Written request:
Retype the listing that follows, word for word.

— start of Data lines —

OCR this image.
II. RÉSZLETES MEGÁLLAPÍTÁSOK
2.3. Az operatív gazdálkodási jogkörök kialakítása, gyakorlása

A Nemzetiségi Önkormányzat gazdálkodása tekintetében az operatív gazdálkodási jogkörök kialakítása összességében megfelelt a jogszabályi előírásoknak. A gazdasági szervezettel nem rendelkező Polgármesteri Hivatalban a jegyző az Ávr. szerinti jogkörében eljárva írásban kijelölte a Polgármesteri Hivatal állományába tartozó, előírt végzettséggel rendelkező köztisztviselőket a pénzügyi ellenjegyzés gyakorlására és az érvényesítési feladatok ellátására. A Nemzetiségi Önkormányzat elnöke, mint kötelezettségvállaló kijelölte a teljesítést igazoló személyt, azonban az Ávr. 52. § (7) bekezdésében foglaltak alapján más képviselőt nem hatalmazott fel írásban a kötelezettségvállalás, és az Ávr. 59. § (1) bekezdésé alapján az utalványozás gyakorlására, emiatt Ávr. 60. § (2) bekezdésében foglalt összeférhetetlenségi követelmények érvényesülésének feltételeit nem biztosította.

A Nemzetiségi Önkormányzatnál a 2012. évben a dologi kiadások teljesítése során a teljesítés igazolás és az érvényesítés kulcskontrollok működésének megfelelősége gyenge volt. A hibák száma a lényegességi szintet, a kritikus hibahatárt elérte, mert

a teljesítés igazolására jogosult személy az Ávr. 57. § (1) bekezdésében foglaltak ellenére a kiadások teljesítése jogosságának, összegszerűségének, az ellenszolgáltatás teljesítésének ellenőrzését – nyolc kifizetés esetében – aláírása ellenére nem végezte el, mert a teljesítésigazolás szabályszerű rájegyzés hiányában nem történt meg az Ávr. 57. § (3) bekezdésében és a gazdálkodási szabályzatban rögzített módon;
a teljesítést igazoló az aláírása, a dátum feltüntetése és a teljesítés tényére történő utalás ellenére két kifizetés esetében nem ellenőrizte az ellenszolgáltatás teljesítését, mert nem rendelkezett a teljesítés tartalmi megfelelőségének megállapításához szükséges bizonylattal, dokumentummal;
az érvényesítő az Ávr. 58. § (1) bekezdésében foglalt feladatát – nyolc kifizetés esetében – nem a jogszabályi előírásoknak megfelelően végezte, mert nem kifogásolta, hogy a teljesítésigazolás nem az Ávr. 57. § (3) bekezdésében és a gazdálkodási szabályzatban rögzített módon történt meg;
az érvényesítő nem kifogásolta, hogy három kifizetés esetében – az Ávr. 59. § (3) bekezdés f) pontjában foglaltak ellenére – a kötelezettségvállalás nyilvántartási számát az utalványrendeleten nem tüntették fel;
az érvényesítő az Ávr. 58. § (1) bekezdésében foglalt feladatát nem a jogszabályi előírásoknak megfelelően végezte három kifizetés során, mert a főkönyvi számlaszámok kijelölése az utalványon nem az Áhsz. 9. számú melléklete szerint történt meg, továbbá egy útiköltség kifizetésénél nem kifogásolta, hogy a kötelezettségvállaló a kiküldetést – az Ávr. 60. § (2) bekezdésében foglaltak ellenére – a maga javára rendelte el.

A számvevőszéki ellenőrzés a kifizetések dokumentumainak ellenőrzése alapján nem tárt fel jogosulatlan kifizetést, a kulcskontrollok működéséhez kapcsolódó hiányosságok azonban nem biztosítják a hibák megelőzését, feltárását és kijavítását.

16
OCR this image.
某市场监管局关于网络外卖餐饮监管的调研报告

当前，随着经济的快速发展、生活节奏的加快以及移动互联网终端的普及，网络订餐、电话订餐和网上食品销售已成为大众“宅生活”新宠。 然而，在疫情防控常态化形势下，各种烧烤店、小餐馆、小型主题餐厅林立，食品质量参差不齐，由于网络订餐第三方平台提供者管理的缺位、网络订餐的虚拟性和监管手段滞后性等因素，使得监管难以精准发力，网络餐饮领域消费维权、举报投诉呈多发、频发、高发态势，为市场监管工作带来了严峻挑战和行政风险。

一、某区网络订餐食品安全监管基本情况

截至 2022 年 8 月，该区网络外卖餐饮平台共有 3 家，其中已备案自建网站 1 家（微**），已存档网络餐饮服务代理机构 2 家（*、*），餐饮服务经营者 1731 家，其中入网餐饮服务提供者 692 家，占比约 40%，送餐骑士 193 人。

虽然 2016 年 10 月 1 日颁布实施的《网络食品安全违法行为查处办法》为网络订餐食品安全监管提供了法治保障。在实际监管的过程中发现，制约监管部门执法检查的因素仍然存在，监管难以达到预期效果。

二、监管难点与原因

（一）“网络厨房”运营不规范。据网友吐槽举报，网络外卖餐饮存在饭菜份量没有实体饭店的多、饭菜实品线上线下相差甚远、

— end of Data lines —

Output:
OCR this image.
II. RÉSZLETES MEGÁLLAPÍTÁSOK
2.3. Az operatív gazdálkodási jogkörök kialakítása, gyakorlása

A Nemzetiségi Önkormányzat gazdálkodása tekintetében az operatív gazdálkodási jogkörök kialakítása összességében megfelelt a jogszabályi előírásoknak. A gazdasági szervezettel nem rendelkező Polgármesteri Hivatalban a jegyző az Ávr. szerinti jogkörében eljárva írásban kijelölte a Polgármesteri Hivatal állományába tartozó, előírt végzettséggel rendelkező köztisztviselőket a pénzügyi ellenjegyzés gyakorlására és az érvényesítési feladatok ellátására. A Nemzetiségi Önkormányzat elnöke, mint kötelezettségvállaló kijelölte a teljesítést igazoló személyt, azonban az Ávr. 52. § (7) bekezdésében foglaltak alapján más képviselőt nem hatalmazott fel írásban a kötelezettségvállalás, és az Ávr. 59. § (1) bekezdésé alapján az utalványozás gyakorlására, emiatt Ávr. 60. § (2) bekezdésében foglalt összeférhetetlenségi követelmények érvényesülésének feltételeit nem biztosította.

A Nemzetiségi Önkormányzatnál a 2012. évben a dologi kiadások teljesítése során a teljesítés igazolás és az érvényesítés kulcskontrollok működésének megfelelősége gyenge volt. A hibák száma a lényegességi szintet, a kritikus hibahatárt elérte, mert

a teljesítés igazolására jogosult személy az Ávr. 57. § (1) bekezdésében foglaltak ellenére a kiadások teljesítése jogosságának, összegszerűségének, az ellenszolgáltatás teljesítésének ellenőrzését – nyolc kifizetés esetében – aláírása ellenére nem végezte el, mert a teljesítésigazolás szabályszerű rájegyzés hiányában nem történt meg az Ávr. 57. § (3) bekezdésében és a gazdálkodási szabályzatban rögzített módon;
a teljesítést igazoló az aláírása, a dátum feltüntetése és a teljesítés tényére történő utalás ellenére két kifizetés esetében nem ellenőrizte az ellenszolgáltatás teljesítését, mert nem rendelkezett a teljesítés tartalmi megfelelőségének megállapításához szükséges bizonylattal, dokumentummal;
az érvényesítő az Ávr. 58. § (1) bekezdésében foglalt feladatát – nyolc kifizetés esetében – nem a jogszabályi előírásoknak megfelelően végezte, mert nem kifogásolta, hogy a teljesítésigazolás nem az Ávr. 57. § (3) bekezdésében és a gazdálkodási szabályzatban rögzített módon történt meg;
az érvényesítő nem kifogásolta, hogy három kifizetés esetében – az Ávr. 59. § (3) bekezdés f) pontjában foglaltak ellenére – a kötelezettségvállalás nyilvántartási számát az utalványrendeleten nem tüntették fel;
az érvényesítő az Ávr. 58. § (1) bekezdésében foglalt feladatát nem a jogszabályi előírásoknak megfelelően végezte három kifizetés során, mert a főkönyvi számlaszámok kijelölése az utalványon nem az Áhsz. 9. számú melléklete szerint történt meg, továbbá egy útiköltség kifizetésénél nem kifogásolta, hogy a kötelezettségvállaló a kiküldetést – az Ávr. 60. § (2) bekezdésében foglaltak ellenére – a maga javára rendelte el.

A számvevőszéki ellenőrzés a kifizetések dokumentumainak ellenőrzése alapján nem tárt fel jogosulatlan kifizetést, a kulcskontrollok működéséhez kapcsolódó hiányosságok azonban nem biztosítják a hibák megelőzését, feltárását és kijavítását.

16
OCR this image.
某市场监管局关于网络外卖餐饮监管的调研报告

当前，随着经济的快速发展、生活节奏的加快以及移动互联网终端的普及，网络订餐、电话订餐和网上食品销售已成为大众“宅生活”新宠。 然而，在疫情防控常态化形势下，各种烧烤店、小餐馆、小型主题餐厅林立，食品质量参差不齐，由于网络订餐第三方平台提供者管理的缺位、网络订餐的虚拟性和监管手段滞后性等因素，使得监管难以精准发力，网络餐饮领域消费维权、举报投诉呈多发、频发、高发态势，为市场监管工作带来了严峻挑战和行政风险。

一、某区网络订餐食品安全监管基本情况

截至 2022 年 8 月，该区网络外卖餐饮平台共有 3 家，其中已备案自建网站 1 家（微**），已存档网络餐饮服务代理机构 2 家（*、*），餐饮服务经营者 1731 家，其中入网餐饮服务提供者 692 家，占比约 40%，送餐骑士 193 人。

虽然 2016 年 10 月 1 日颁布实施的《网络食品安全违法行为查处办法》为网络订餐食品安全监管提供了法治保障。在实际监管的过程中发现，制约监管部门执法检查的因素仍然存在，监管难以达到预期效果。

二、监管难点与原因

（一）“网络厨房”运营不规范。据网友吐槽举报，网络外卖餐饮存在饭菜份量没有实体饭店的多、饭菜实品线上线下相差甚远、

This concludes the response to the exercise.